* Start DATASET RECORDS *
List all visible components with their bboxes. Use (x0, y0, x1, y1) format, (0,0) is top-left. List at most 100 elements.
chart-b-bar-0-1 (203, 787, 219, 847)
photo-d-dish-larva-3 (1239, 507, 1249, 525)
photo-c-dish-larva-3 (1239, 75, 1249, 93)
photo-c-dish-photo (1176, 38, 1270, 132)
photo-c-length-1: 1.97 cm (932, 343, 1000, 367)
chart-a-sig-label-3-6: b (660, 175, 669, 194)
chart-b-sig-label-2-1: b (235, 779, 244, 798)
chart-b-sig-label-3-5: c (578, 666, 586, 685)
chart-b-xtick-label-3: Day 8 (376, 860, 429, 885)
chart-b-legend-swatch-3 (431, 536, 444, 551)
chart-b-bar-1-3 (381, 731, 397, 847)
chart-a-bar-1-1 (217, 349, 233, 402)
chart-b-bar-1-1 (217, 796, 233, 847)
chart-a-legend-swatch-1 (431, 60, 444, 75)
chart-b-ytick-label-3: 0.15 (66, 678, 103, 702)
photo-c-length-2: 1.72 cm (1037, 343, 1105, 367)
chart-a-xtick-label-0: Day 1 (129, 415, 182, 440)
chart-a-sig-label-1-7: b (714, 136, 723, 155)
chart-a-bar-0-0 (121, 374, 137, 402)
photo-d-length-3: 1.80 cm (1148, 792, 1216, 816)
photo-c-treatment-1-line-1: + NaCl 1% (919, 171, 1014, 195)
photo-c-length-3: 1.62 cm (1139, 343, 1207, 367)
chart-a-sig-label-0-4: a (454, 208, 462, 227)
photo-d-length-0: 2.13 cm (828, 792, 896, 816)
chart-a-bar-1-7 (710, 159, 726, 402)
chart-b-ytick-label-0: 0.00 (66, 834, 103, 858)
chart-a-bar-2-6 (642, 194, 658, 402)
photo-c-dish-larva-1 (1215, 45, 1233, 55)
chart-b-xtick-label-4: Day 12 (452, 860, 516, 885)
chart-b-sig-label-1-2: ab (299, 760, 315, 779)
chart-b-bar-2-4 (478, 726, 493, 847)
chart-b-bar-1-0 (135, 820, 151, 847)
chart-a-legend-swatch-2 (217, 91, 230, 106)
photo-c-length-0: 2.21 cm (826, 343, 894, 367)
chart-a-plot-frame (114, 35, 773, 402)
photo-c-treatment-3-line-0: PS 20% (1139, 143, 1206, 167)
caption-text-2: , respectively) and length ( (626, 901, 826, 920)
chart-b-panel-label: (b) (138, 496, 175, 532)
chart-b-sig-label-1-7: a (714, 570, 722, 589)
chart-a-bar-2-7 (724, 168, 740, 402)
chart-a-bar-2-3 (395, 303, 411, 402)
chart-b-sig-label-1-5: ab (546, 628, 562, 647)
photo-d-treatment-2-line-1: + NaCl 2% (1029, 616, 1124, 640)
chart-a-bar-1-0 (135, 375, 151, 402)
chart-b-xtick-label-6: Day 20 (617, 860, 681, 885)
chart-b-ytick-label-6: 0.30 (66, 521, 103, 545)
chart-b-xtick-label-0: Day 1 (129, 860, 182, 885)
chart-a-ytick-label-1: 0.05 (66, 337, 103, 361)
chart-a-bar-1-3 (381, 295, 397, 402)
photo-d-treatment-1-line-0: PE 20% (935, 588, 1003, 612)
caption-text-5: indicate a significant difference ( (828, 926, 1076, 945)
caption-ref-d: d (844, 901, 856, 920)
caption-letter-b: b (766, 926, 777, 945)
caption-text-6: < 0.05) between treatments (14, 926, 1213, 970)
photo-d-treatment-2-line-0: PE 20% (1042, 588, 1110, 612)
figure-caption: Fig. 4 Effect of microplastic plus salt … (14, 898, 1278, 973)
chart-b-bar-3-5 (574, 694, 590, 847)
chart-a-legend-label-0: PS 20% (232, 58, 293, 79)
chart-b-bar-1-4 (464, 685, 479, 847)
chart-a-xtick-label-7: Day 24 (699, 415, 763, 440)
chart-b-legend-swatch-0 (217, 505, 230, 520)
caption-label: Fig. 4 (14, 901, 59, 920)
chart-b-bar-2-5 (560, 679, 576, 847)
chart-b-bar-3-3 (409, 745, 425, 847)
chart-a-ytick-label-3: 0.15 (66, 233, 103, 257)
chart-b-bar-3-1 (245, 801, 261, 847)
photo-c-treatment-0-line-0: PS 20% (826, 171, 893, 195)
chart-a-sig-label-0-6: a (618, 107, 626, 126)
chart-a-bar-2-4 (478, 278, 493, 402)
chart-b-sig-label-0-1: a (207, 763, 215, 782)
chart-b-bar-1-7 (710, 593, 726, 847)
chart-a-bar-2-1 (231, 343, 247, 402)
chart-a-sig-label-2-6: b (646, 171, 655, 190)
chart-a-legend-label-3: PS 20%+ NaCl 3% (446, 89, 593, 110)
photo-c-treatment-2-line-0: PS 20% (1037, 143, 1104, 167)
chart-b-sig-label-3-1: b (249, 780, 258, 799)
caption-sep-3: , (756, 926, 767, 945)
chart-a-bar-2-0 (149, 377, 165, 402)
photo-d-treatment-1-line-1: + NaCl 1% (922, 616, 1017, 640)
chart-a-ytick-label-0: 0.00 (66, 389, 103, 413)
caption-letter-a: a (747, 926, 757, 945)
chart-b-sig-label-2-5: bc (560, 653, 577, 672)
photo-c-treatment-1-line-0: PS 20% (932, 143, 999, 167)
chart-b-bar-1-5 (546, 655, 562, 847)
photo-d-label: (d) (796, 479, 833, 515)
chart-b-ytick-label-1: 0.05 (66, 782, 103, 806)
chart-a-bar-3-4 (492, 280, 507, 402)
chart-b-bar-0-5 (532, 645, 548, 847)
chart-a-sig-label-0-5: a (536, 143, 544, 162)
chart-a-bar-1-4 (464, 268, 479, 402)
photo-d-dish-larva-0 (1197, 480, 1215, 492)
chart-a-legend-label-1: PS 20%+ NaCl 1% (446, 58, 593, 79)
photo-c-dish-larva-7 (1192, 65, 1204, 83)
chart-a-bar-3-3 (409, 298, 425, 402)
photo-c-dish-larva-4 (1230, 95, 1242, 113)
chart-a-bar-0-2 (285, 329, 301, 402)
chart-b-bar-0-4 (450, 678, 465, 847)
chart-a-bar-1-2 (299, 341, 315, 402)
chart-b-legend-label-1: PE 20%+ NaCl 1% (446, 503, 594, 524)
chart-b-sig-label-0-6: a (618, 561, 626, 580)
* End DATASET RECORDS *
▸ TO BE DONE: Convert every line in the entries above into a JSON list of strings, one string per line, leaving out any blank lines.

▸ THE COMPLETED TASK:
[
  "List all visible components with their bboxes. Use (x0, y0, x1, y1) format, (0,0) is top-left. List at most 100 elements.",
  "chart-b-bar-0-1 (203, 787, 219, 847)",
  "photo-d-dish-larva-3 (1239, 507, 1249, 525)",
  "photo-c-dish-larva-3 (1239, 75, 1249, 93)",
  "photo-c-dish-photo (1176, 38, 1270, 132)",
  "photo-c-length-1: 1.97 cm (932, 343, 1000, 367)",
  "chart-a-sig-label-3-6: b (660, 175, 669, 194)",
  "chart-b-sig-label-2-1: b (235, 779, 244, 798)",
  "chart-b-sig-label-3-5: c (578, 666, 586, 685)",
  "chart-b-xtick-label-3: Day 8 (376, 860, 429, 885)",
  "chart-b-legend-swatch-3 (431, 536, 444, 551)",
  "chart-b-bar-1-3 (381, 731, 397, 847)",
  "chart-a-bar-1-1 (217, 349, 233, 402)",
  "chart-b-bar-1-1 (217, 796, 233, 847)",
  "chart-a-legend-swatch-1 (431, 60, 444, 75)",
  "chart-b-ytick-label-3: 0.15 (66, 678, 103, 702)",
  "photo-c-length-2: 1.72 cm (1037, 343, 1105, 367)",
  "chart-a-xtick-label-0: Day 1 (129, 415, 182, 440)",
  "chart-a-sig-label-1-7: b (714, 136, 723, 155)",
  "chart-a-bar-0-0 (121, 374, 137, 402)",
  "photo-d-length-3: 1.80 cm (1148, 792, 1216, 816)",
  "photo-c-treatment-1-line-1: + NaCl 1% (919, 171, 1014, 195)",
  "photo-c-length-3: 1.62 cm (1139, 343, 1207, 367)",
  "chart-a-sig-label-0-4: a (454, 208, 462, 227)",
  "photo-d-length-0: 2.13 cm (828, 792, 896, 816)",
  "chart-a-bar-1-7 (710, 159, 726, 402)",
  "chart-b-ytick-label-0: 0.00 (66, 834, 103, 858)",
  "chart-a-bar-2-6 (642, 194, 658, 402)",
  "photo-c-dish-larva-1 (1215, 45, 1233, 55)",
  "chart-b-xtick-label-4: Day 12 (452, 860, 516, 885)",
  "chart-b-sig-label-1-2: ab (299, 760, 315, 779)",
  "chart-b-bar-2-4 (478, 726, 493, 847)",
  "chart-b-bar-1-0 (135, 820, 151, 847)",
  "chart-a-legend-swatch-2 (217, 91, 230, 106)",
  "photo-c-length-0: 2.21 cm (826, 343, 894, 367)",
  "chart-a-plot-frame (114, 35, 773, 402)",
  "photo-c-treatment-3-line-0: PS 20% (1139, 143, 1206, 167)",
  "caption-text-2: , respectively) and length ( (626, 901, 826, 920)",
  "chart-b-panel-label: (b) (138, 496, 175, 532)",
  "chart-b-sig-label-1-7: a (714, 570, 722, 589)",
  "chart-a-bar-2-7 (724, 168, 740, 402)",
  "chart-a-bar-2-3 (395, 303, 411, 402)",
  "chart-b-sig-label-1-5: ab (546, 628, 562, 647)",
  "photo-d-treatment-2-line-1: + NaCl 2% (1029, 616, 1124, 640)",
  "chart-a-bar-1-0 (135, 375, 151, 402)",
  "chart-b-xtick-label-6: Day 20 (617, 860, 681, 885)",
  "chart-b-ytick-label-6: 0.30 (66, 521, 103, 545)",
  "chart-b-xtick-label-0: Day 1 (129, 860, 182, 885)",
  "chart-a-ytick-label-1: 0.05 (66, 337, 103, 361)",
  "chart-a-bar-1-3 (381, 295, 397, 402)",
  "photo-d-treatment-1-line-0: PE 20% (935, 588, 1003, 612)",
  "caption-text-5: indicate a significant difference ( (828, 926, 1076, 945)",
  "caption-ref-d: d (844, 901, 856, 920)",
  "caption-letter-b: b (766, 926, 777, 945)",
  "caption-text-6: < 0.05) between treatments (14, 926, 1213, 970)",
  "photo-d-treatment-2-line-0: PE 20% (1042, 588, 1110, 612)",
  "figure-caption: Fig. 4 Effect of microplastic plus salt … (14, 898, 1278, 973)",
  "chart-b-bar-3-5 (574, 694, 590, 847)",
  "chart-a-legend-label-0: PS 20% (232, 58, 293, 79)",
  "chart-b-bar-1-4 (464, 685, 479, 847)",
  "chart-a-xtick-label-7: Day 24 (699, 415, 763, 440)",
  "chart-b-legend-swatch-0 (217, 505, 230, 520)",
  "caption-label: Fig. 4 (14, 901, 59, 920)",
  "chart-b-bar-2-5 (560, 679, 576, 847)",
  "chart-b-bar-3-3 (409, 745, 425, 847)",
  "chart-a-ytick-label-3: 0.15 (66, 233, 103, 257)",
  "chart-b-bar-3-1 (245, 801, 261, 847)",
  "photo-c-treatment-0-line-0: PS 20% (826, 171, 893, 195)",
  "chart-a-sig-label-0-6: a (618, 107, 626, 126)",
  "chart-a-bar-2-4 (478, 278, 493, 402)",
  "chart-b-sig-label-0-1: a (207, 763, 215, 782)",
  "chart-b-bar-1-7 (710, 593, 726, 847)",
  "chart-a-bar-2-1 (231, 343, 247, 402)",
  "chart-a-sig-label-2-6: b (646, 171, 655, 190)",
  "chart-a-legend-label-3: PS 20%+ NaCl 3% (446, 89, 593, 110)",
  "photo-c-treatment-2-line-0: PS 20% (1037, 143, 1104, 167)",
  "chart-b-sig-label-3-1: b (249, 780, 258, 799)",
  "caption-sep-3: , (756, 926, 767, 945)",
  "chart-a-bar-2-0 (149, 377, 165, 402)",
  "photo-d-treatment-1-line-1: + NaCl 1% (922, 616, 1017, 640)",
  "chart-a-ytick-label-0: 0.00 (66, 389, 103, 413)",
  "caption-letter-a: a (747, 926, 757, 945)",
  "chart-b-sig-label-2-5: bc (560, 653, 577, 672)",
  "photo-c-treatment-1-line-0: PS 20% (932, 143, 999, 167)",
  "chart-b-bar-1-5 (546, 655, 562, 847)",
  "photo-d-label: (d) (796, 479, 833, 515)",
  "chart-b-ytick-label-1: 0.05 (66, 782, 103, 806)",
  "chart-a-bar-3-4 (492, 280, 507, 402)",
  "chart-b-bar-0-5 (532, 645, 548, 847)",
  "chart-a-sig-label-0-5: a (536, 143, 544, 162)",
  "chart-a-bar-1-4 (464, 268, 479, 402)",
  "photo-d-dish-larva-0 (1197, 480, 1215, 492)",
  "chart-a-legend-label-1: PS 20%+ NaCl 1% (446, 58, 593, 79)",
  "photo-c-dish-larva-7 (1192, 65, 1204, 83)",
  "chart-a-bar-3-3 (409, 298, 425, 402)",
  "photo-c-dish-larva-4 (1230, 95, 1242, 113)",
  "chart-a-bar-0-2 (285, 329, 301, 402)",
  "chart-b-bar-0-4 (450, 678, 465, 847)",
  "chart-a-bar-1-2 (299, 341, 315, 402)",
  "chart-b-legend-label-1: PE 20%+ NaCl 1% (446, 503, 594, 524)",
  "chart-b-sig-label-0-6: a (618, 561, 626, 580)"
]